Dataset entries:
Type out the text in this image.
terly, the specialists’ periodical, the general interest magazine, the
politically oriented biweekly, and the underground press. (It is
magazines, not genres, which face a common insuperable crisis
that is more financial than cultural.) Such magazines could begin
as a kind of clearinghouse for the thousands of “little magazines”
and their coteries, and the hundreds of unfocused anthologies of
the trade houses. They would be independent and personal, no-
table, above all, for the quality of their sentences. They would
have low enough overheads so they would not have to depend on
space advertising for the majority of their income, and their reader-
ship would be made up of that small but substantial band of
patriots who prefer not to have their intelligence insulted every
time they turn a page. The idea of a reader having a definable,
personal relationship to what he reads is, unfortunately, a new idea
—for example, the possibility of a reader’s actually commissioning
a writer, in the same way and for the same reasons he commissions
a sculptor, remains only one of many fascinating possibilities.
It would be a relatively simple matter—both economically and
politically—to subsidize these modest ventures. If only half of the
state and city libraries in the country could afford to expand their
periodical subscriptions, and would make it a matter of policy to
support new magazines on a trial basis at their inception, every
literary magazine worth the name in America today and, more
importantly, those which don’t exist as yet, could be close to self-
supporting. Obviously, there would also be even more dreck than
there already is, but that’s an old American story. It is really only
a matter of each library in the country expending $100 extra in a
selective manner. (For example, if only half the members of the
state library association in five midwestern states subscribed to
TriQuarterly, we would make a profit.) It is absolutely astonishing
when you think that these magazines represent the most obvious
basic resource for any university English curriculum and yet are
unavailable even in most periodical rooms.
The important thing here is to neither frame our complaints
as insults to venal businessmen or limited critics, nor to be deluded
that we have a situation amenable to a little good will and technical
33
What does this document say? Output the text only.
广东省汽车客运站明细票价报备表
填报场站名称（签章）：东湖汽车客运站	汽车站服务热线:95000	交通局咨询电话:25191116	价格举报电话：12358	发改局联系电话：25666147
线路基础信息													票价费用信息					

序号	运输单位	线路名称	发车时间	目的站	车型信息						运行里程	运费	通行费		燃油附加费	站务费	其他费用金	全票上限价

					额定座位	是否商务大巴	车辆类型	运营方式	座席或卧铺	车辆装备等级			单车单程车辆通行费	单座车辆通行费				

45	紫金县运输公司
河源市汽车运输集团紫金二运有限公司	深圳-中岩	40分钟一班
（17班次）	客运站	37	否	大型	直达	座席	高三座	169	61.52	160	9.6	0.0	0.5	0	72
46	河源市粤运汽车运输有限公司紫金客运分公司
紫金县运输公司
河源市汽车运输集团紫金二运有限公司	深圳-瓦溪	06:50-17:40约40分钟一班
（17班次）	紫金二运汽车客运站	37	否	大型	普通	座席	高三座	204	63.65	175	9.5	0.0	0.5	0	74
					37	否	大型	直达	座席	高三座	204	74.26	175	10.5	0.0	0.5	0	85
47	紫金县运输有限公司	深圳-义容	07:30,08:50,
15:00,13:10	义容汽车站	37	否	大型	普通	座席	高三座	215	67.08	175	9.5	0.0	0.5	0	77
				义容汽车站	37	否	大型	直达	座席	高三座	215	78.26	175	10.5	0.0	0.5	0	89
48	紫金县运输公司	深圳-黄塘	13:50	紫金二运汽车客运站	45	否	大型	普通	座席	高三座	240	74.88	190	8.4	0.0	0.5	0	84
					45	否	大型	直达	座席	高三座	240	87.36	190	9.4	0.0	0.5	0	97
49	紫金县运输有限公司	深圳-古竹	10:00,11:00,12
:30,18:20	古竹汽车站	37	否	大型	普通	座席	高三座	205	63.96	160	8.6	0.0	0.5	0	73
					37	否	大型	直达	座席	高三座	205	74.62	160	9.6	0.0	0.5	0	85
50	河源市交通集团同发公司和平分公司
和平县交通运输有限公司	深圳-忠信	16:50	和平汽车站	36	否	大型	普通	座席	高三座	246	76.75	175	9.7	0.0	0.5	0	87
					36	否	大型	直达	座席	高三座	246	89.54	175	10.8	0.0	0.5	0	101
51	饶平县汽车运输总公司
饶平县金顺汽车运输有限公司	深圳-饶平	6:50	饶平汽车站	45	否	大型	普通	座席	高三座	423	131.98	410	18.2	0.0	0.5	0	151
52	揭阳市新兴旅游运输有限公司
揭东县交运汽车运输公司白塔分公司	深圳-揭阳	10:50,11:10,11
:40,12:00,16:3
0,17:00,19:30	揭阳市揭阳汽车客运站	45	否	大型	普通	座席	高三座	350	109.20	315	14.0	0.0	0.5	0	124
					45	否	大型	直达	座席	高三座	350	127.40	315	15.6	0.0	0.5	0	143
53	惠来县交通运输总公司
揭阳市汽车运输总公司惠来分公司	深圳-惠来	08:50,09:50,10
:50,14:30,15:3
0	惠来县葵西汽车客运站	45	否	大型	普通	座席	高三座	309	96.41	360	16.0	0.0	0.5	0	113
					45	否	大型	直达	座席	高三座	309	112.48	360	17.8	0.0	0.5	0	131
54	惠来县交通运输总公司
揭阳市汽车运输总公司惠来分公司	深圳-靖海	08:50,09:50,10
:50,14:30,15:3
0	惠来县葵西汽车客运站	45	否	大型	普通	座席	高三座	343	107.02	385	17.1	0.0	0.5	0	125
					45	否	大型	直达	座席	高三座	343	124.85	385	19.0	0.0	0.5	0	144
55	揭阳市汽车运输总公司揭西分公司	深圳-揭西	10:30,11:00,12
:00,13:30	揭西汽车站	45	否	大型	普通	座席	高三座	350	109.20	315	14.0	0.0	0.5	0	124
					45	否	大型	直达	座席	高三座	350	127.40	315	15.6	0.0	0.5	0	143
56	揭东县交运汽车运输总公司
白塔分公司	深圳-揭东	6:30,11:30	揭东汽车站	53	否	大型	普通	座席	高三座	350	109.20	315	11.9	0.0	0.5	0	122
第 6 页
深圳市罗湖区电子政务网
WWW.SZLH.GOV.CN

* SHORT PROBLEM:
Gather each line in the data that holds the string "this".

* WRITTEN RESPONSE:
Type out the text in this image.
What does this document say? Output the text only.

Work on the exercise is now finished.